*** Available data

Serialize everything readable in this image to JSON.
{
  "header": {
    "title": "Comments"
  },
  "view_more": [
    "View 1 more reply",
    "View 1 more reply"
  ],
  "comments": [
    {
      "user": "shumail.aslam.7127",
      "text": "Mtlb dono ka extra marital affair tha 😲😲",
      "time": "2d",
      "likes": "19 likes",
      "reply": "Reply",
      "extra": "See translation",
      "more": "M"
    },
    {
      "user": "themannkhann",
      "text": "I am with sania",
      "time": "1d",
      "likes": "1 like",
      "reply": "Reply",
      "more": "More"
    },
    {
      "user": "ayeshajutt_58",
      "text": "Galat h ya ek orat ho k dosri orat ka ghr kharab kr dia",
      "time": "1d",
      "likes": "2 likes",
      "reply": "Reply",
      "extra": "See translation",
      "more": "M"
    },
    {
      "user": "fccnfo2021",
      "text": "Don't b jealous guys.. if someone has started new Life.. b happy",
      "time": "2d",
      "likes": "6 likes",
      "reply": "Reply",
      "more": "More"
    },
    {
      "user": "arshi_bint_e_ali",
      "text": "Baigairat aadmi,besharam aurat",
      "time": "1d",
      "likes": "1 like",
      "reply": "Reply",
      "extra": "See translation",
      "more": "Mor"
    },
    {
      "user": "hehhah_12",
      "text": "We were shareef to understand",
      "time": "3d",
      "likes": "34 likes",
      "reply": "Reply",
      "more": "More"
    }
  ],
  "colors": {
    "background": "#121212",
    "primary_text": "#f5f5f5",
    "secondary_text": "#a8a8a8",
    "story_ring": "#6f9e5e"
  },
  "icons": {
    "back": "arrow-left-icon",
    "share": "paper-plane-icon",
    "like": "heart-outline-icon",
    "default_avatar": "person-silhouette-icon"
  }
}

******

What needs to be done:
Retype all of the data shown above, word for word.

Written response:
Serialize everything readable in this image to JSON.
{
  "header": {
    "title": "Comments"
  },
  "view_more": [
    "View 1 more reply",
    "View 1 more reply"
  ],
  "comments": [
    {
      "user": "shumail.aslam.7127",
      "text": "Mtlb dono ka extra marital affair tha 😲😲",
      "time": "2d",
      "likes": "19 likes",
      "reply": "Reply",
      "extra": "See translation",
      "more": "M"
    },
    {
      "user": "themannkhann",
      "text": "I am with sania",
      "time": "1d",
      "likes": "1 like",
      "reply": "Reply",
      "more": "More"
    },
    {
      "user": "ayeshajutt_58",
      "text": "Galat h ya ek orat ho k dosri orat ka ghr kharab kr dia",
      "time": "1d",
      "likes": "2 likes",
      "reply": "Reply",
      "extra": "See translation",
      "more": "M"
    },
    {
      "user": "fccnfo2021",
      "text": "Don't b jealous guys.. if someone has started new Life.. b happy",
      "time": "2d",
      "likes": "6 likes",
      "reply": "Reply",
      "more": "More"
    },
    {
      "user": "arshi_bint_e_ali",
      "text": "Baigairat aadmi,besharam aurat",
      "time": "1d",
      "likes": "1 like",
      "reply": "Reply",
      "extra": "See translation",
      "more": "Mor"
    },
    {
      "user": "hehhah_12",
      "text": "We were shareef to understand",
      "time": "3d",
      "likes": "34 likes",
      "reply": "Reply",
      "more": "More"
    }
  ],
  "colors": {
    "background": "#121212",
    "primary_text": "#f5f5f5",
    "secondary_text": "#a8a8a8",
    "story_ring": "#6f9e5e"
  },
  "icons": {
    "back": "arrow-left-icon",
    "share": "paper-plane-icon",
    "like": "heart-outline-icon",
    "default_avatar": "person-silhouette-icon"
  }
}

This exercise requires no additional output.